# PAGE
# Posterior predictive check in within regression model with considerable missingness

Greetings–

I am checking the difference in scores on tests within one group. There is considerable missingness, so I’ve been using a model to accommodate missing data (below). I want to do a posterior predictive check, using simulated data in the generated quantities section but I’m not sure which standard deviation parameter to use within that random number generator requires a real number (my transformed sd (coef_sds) is a vector). I’ve used the sd of the present values (Y_sd), but this can’t be right, since I should be checking the observed data against the simulated sds. Any suggestions on how to simulate data in generated quantities given my model?

Many thanks!

model to accommodate missingness

functions{
//a function to turn the long data to wide coefficients
matrix get_coefs(matrix X, vector Y, int [,] Z) {
matrix[size(Z),cols(X)] coefs ;
for(i in 1:size(Z)){
coefs[i] = transpose(
inverse(
transpose( X[Z[i,1]:Z[i,2]] )
* X[Z[i,1]:Z[i,2]]
)
* transpose( X[Z[i,1]:Z[i,2]] )

# SUPPLIED INFORMATION
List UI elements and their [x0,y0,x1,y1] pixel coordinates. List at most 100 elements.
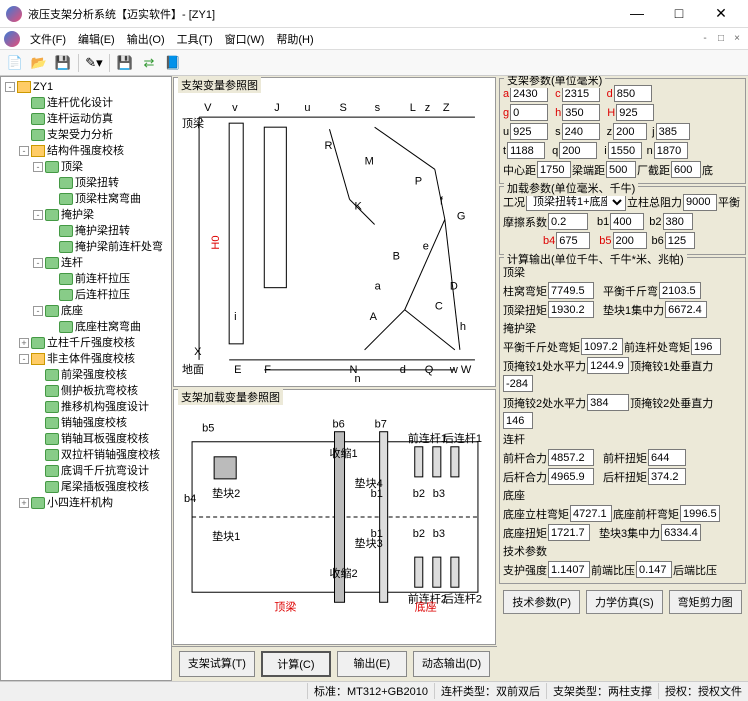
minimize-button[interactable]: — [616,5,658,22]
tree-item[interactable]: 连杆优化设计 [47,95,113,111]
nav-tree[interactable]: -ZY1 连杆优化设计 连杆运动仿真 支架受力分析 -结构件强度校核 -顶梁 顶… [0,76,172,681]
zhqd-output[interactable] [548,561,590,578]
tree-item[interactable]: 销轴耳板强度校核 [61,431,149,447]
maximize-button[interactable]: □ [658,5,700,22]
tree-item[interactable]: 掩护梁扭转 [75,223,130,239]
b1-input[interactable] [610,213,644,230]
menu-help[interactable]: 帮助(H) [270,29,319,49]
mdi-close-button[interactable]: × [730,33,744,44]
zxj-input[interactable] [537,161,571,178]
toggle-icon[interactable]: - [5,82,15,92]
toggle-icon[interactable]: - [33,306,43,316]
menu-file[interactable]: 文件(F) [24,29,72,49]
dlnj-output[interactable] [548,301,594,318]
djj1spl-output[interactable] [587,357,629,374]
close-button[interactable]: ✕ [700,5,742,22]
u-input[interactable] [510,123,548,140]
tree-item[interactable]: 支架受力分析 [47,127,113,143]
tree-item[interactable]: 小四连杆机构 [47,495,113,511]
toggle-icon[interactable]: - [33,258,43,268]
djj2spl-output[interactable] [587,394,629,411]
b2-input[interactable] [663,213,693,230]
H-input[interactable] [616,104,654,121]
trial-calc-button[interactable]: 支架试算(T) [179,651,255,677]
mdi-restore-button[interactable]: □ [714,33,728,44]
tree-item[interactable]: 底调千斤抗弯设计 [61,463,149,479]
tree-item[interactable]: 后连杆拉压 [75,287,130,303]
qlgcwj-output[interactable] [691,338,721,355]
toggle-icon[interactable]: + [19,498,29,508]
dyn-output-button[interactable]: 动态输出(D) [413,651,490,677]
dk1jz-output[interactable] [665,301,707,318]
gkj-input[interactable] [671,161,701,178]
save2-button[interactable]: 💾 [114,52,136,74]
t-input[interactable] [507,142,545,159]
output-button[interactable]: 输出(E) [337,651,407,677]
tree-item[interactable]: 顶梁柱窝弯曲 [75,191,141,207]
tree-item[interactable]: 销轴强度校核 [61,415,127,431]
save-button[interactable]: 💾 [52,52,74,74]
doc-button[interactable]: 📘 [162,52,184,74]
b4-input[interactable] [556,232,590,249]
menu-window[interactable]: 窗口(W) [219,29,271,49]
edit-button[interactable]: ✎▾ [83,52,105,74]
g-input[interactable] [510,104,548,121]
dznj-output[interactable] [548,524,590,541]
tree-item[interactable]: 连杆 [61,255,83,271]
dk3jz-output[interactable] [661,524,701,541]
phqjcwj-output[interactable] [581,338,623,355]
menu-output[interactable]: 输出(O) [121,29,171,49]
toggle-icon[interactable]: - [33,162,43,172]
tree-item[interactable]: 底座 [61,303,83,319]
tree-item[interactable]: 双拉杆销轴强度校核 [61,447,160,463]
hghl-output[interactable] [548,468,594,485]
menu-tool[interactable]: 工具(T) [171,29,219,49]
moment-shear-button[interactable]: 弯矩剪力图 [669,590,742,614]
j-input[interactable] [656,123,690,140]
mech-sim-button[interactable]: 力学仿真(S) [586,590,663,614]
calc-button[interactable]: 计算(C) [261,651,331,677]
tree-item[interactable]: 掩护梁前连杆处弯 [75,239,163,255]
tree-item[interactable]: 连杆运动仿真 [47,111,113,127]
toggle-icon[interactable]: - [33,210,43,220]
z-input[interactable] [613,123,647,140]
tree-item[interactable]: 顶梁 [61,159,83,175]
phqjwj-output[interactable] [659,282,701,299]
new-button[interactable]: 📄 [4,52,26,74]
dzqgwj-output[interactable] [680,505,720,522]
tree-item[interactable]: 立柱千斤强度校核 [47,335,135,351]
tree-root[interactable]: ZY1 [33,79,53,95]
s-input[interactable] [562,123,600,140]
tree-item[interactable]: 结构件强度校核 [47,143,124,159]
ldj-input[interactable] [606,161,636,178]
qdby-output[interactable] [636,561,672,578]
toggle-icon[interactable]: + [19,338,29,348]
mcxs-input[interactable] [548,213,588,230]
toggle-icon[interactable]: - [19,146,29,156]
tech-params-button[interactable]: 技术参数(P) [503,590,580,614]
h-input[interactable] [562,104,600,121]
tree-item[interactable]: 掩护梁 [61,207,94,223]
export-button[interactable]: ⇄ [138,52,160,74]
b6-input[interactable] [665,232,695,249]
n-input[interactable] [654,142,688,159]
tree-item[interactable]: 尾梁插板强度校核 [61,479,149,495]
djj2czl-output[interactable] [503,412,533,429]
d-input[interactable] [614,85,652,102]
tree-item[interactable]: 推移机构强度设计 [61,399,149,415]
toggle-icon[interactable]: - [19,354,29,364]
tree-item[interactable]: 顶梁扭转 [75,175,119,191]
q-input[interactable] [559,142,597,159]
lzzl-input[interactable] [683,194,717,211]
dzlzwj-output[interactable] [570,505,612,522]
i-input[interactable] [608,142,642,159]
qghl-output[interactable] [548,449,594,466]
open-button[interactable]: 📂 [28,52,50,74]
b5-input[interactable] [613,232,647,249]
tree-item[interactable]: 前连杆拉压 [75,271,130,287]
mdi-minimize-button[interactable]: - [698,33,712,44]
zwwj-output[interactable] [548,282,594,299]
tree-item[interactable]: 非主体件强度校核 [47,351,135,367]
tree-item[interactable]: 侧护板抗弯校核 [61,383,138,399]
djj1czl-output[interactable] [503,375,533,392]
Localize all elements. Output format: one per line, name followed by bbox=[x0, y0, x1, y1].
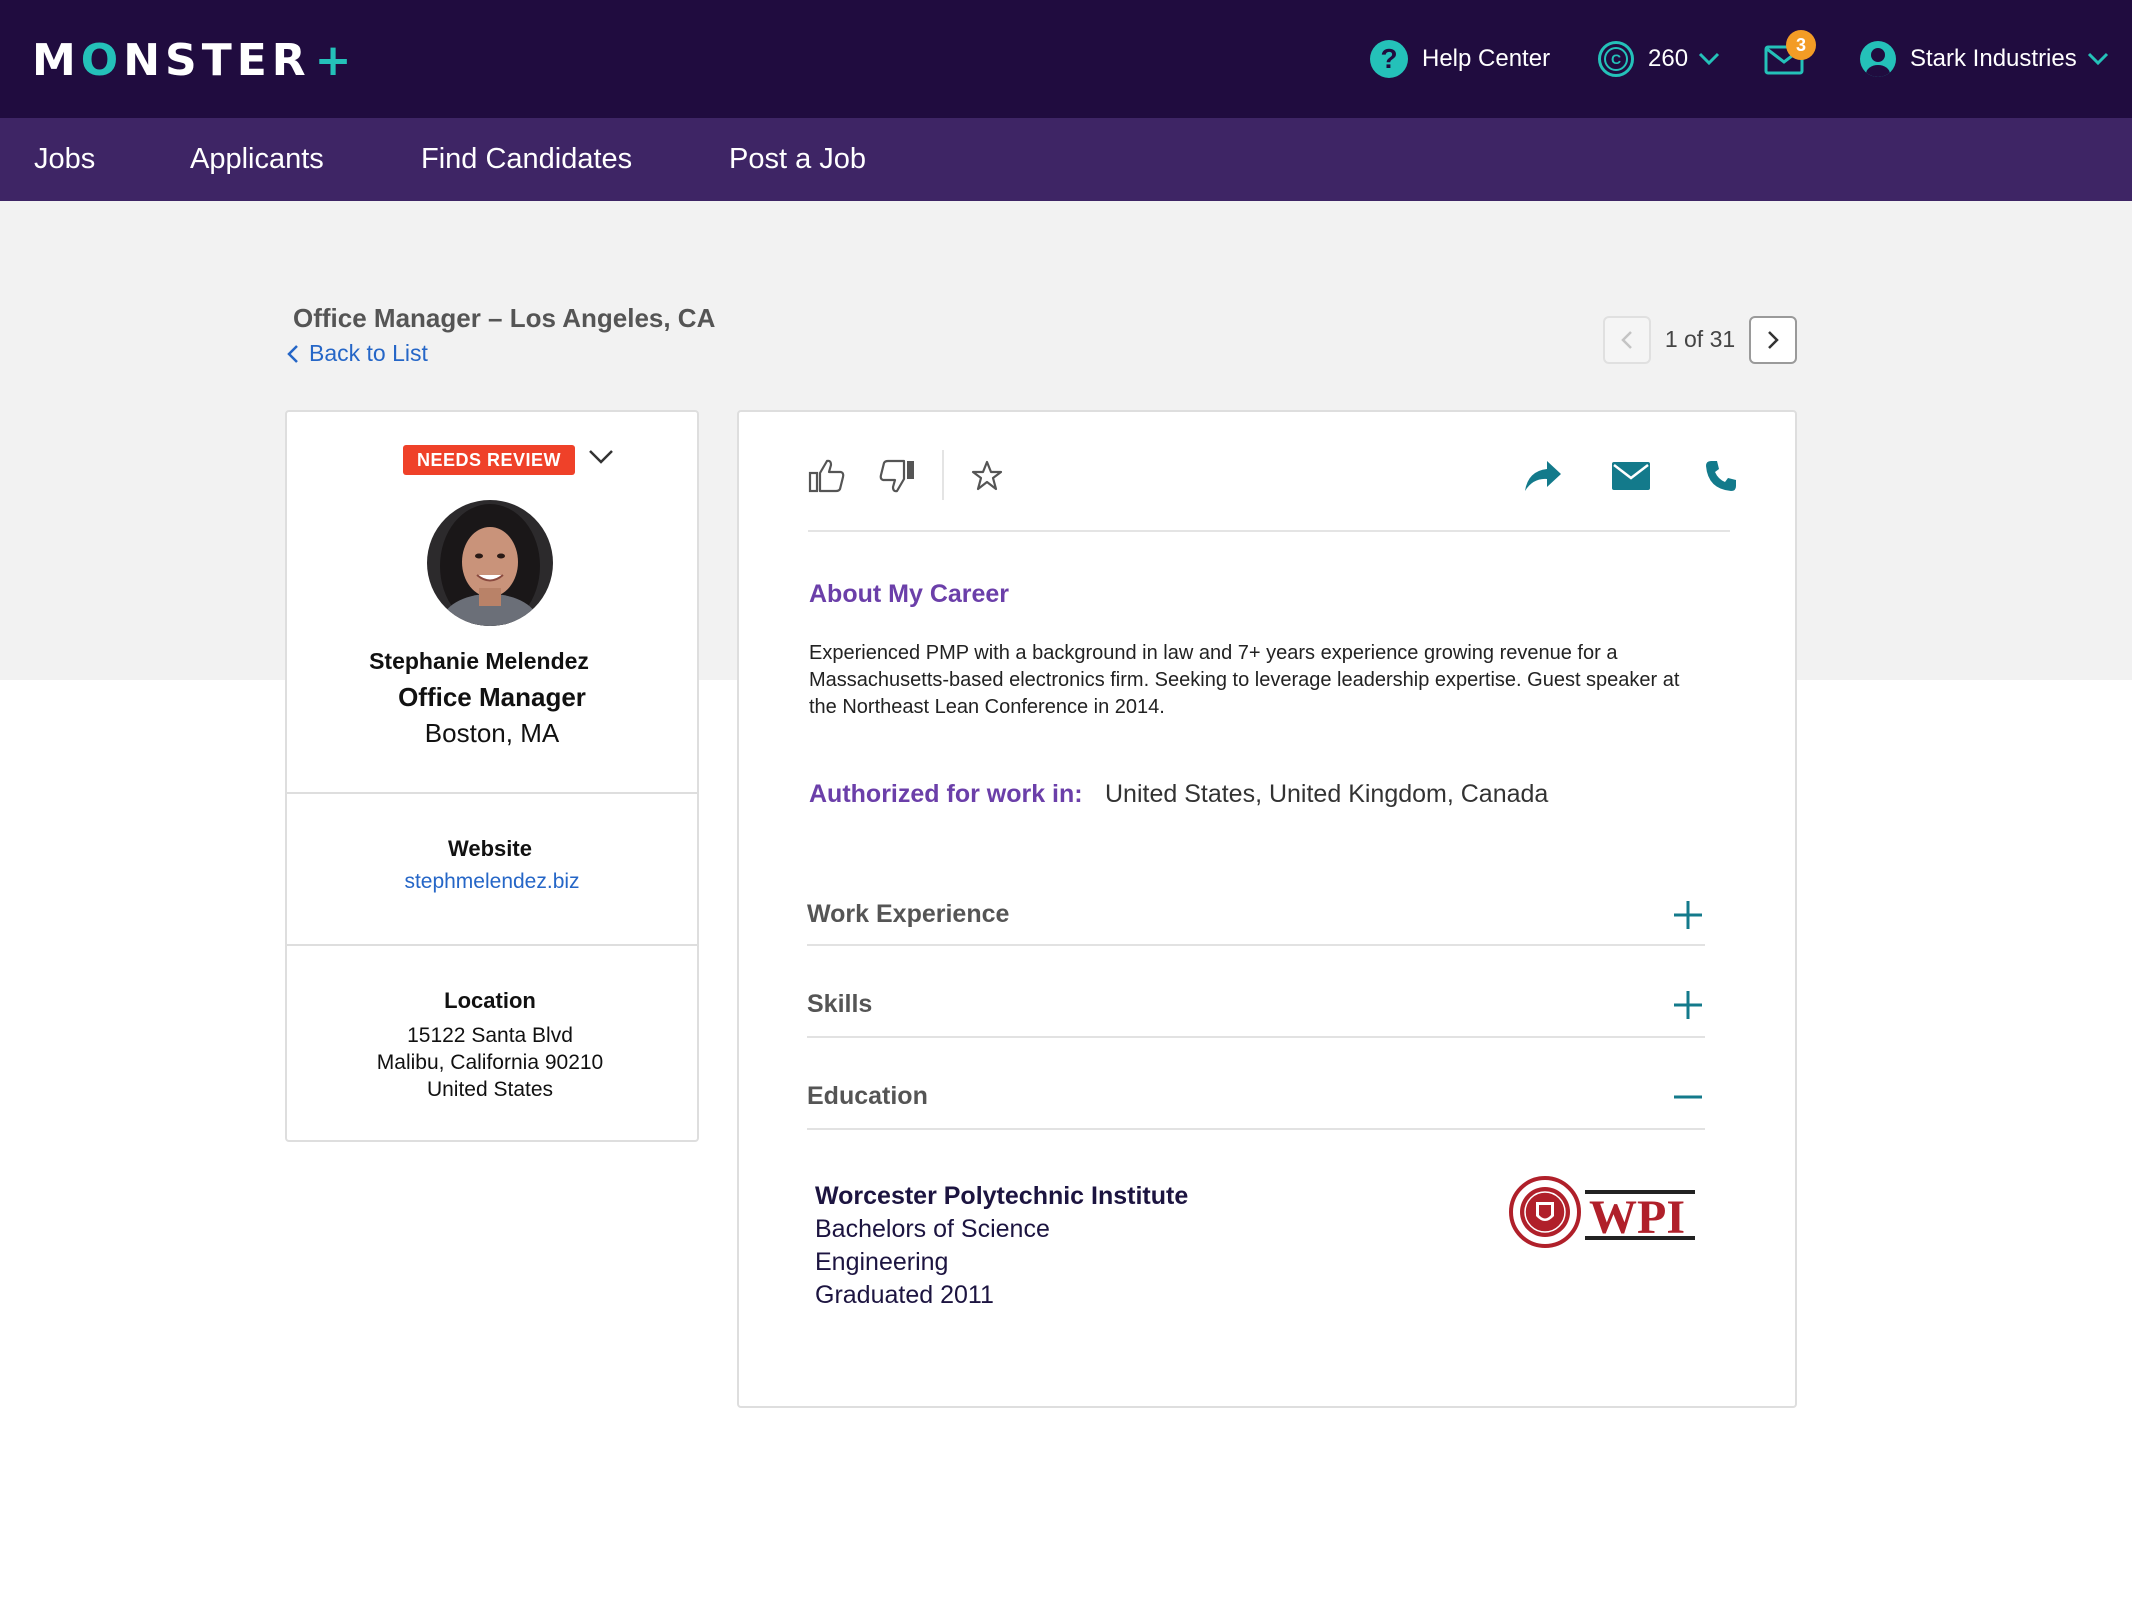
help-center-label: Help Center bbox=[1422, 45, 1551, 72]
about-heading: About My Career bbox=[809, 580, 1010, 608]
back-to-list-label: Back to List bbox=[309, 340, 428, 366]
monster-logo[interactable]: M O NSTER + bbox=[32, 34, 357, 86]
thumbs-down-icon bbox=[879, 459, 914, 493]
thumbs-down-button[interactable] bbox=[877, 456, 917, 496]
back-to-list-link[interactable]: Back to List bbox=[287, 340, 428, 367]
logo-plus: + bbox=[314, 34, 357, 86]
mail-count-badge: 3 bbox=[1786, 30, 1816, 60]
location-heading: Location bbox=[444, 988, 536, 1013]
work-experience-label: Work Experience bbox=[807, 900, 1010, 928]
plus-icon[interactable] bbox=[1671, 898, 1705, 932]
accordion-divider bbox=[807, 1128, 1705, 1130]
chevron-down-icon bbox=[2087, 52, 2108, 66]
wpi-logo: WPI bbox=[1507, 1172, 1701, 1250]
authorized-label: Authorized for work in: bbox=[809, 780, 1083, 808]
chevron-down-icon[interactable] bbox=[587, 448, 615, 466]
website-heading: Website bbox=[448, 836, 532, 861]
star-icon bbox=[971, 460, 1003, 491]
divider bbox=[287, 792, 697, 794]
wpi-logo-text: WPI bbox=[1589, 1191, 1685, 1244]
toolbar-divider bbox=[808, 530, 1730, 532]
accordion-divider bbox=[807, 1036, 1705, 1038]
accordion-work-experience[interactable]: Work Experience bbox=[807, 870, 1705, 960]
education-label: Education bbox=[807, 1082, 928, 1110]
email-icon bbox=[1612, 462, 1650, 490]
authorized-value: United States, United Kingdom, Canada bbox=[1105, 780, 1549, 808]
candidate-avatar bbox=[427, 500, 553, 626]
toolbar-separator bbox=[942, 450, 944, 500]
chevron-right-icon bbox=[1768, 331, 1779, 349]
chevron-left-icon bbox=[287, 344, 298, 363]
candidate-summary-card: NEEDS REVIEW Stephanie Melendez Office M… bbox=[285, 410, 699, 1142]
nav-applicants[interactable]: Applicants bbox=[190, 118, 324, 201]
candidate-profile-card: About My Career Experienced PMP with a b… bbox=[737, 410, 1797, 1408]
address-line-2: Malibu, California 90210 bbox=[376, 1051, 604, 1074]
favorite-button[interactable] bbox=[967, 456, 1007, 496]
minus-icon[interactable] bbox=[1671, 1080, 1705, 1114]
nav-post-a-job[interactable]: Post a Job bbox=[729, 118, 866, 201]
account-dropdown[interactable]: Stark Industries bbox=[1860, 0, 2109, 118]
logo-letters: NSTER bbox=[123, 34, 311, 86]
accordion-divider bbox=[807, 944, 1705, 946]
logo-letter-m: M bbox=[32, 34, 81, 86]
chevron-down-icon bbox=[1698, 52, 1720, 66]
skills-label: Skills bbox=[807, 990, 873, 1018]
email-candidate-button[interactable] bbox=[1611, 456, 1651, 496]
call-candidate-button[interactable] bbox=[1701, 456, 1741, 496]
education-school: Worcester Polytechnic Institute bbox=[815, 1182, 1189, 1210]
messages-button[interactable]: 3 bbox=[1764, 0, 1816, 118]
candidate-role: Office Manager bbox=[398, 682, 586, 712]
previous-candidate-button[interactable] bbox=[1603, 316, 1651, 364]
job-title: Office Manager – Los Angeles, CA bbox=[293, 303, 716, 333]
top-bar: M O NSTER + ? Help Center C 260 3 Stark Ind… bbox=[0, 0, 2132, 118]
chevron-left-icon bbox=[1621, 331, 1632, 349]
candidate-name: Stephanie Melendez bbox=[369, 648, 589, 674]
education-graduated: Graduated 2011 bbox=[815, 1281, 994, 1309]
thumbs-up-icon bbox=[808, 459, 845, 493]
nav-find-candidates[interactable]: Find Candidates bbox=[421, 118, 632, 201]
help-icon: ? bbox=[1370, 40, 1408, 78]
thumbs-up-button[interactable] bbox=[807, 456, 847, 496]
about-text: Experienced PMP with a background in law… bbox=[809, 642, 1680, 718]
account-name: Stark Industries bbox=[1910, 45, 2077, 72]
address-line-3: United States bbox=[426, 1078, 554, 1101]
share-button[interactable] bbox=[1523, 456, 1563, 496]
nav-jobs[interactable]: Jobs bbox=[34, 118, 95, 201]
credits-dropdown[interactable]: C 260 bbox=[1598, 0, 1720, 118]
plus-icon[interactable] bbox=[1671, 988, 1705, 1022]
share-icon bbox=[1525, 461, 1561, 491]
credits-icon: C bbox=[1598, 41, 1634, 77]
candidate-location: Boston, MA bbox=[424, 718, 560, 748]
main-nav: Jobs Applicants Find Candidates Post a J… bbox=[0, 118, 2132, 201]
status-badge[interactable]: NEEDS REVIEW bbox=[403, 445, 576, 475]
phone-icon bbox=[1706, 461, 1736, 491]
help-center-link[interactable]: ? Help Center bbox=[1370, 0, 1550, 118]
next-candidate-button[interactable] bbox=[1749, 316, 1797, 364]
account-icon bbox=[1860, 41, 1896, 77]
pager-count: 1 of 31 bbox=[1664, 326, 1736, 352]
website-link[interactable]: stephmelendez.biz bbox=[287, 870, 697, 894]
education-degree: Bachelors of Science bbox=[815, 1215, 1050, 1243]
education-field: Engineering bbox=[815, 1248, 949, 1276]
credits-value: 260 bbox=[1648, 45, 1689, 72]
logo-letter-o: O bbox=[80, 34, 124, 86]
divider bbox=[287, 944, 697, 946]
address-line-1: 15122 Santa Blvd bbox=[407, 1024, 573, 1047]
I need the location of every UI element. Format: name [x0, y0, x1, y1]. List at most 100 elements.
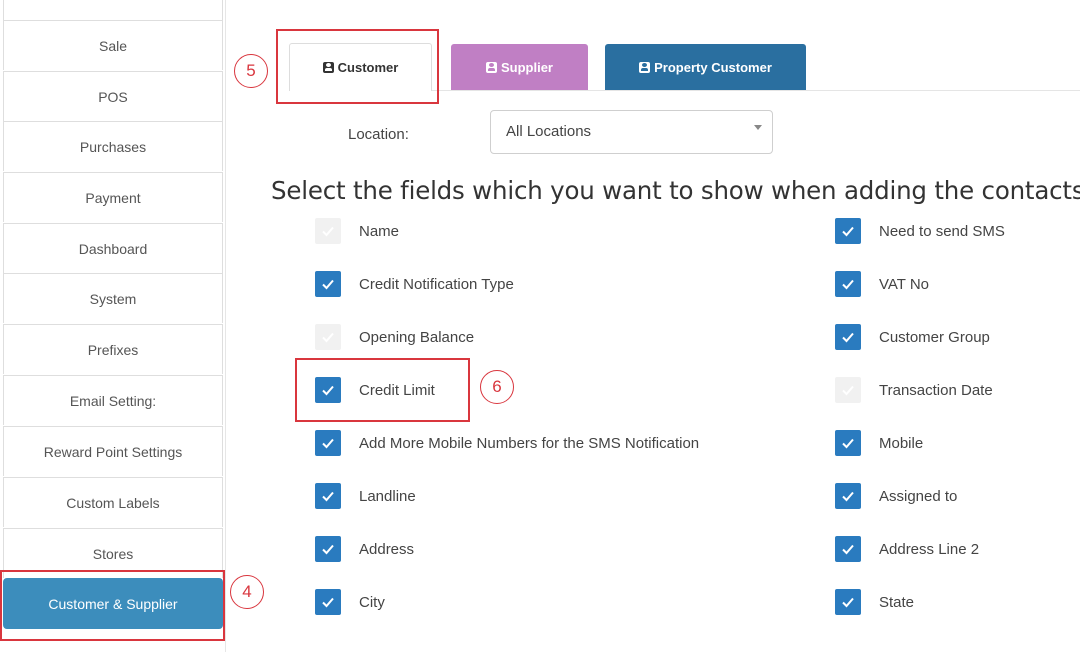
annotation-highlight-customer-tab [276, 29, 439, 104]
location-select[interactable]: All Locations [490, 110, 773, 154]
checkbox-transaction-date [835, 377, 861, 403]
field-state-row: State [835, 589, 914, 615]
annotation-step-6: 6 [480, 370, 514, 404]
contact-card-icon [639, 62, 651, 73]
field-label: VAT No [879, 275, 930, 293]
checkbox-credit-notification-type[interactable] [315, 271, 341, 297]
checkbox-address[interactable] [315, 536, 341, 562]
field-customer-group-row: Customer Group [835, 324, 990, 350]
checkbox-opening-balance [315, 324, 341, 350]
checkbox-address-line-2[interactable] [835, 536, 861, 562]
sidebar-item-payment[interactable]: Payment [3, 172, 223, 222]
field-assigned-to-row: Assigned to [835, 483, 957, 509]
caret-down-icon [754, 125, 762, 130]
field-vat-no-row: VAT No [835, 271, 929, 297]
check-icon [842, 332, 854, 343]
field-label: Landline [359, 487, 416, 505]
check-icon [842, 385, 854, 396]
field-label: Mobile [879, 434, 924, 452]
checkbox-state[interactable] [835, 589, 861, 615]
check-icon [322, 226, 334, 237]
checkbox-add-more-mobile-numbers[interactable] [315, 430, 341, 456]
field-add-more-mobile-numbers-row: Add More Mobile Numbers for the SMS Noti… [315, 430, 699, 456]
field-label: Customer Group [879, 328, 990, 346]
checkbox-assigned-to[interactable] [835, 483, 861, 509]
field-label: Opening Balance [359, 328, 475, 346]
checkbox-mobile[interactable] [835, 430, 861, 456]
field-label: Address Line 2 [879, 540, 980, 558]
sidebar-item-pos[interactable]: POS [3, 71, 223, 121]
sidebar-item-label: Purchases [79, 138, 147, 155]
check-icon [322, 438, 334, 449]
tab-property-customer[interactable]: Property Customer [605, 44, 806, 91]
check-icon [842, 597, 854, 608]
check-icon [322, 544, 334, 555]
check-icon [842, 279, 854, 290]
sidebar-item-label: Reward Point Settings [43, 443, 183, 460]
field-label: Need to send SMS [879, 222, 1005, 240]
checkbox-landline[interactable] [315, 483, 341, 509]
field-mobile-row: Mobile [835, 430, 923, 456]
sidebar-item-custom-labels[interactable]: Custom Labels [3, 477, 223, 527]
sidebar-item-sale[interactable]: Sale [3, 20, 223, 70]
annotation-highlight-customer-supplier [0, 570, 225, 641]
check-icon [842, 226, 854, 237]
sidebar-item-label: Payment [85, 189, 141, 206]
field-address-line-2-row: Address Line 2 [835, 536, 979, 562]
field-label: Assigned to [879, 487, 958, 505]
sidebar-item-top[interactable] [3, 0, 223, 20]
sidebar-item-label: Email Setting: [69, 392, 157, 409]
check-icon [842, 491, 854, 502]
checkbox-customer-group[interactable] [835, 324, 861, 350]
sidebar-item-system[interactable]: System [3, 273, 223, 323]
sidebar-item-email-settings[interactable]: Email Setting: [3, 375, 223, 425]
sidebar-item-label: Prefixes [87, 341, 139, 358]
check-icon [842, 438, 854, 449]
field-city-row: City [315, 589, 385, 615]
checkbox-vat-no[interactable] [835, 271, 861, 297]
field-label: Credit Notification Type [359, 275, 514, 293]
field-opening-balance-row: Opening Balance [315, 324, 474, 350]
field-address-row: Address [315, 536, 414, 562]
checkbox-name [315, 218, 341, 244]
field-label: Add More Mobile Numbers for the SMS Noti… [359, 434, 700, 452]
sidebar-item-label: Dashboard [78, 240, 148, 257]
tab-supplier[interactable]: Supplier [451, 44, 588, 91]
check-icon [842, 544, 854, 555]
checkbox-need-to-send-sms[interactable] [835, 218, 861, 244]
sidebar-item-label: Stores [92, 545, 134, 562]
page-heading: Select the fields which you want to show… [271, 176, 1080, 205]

# TO DO
Quote the entire forum post on the posterior predictive check, word for word. The listing plays no part in what is asked here.

# RESULT FOR THIS EXERCISE
# Posterior predictive check in within regression model with considerable missingness

Greetings–

I am checking the difference in scores on tests within one group. There is considerable missingness, so I’ve been using a model to accommodate missing data (below). I want to do a posterior predictive check, using simulated data in the generated quantities section but I’m not sure which standard deviation parameter to use within that random number generator requires a real number (my transformed sd (coef_sds) is a vector). I’ve used the sd of the present values (Y_sd), but this can’t be right, since I should be checking the observed data against the simulated sds. Any suggestions on how to simulate data in generated quantities given my model?

Many thanks!

model to accommodate missingness

functions{
//a function to turn the long data to wide coefficients
matrix get_coefs(matrix X, vector Y, int [,] Z) {
matrix[size(Z),cols(X)] coefs ;
for(i in 1:size(Z)){
coefs[i] = transpose(
inverse(
transpose( X[Z[i,1]:Z[i,2]] )
* X[Z[i,1]:Z[i,2]]
)
* transpose( X[Z[i,1]:Z[i,2]] )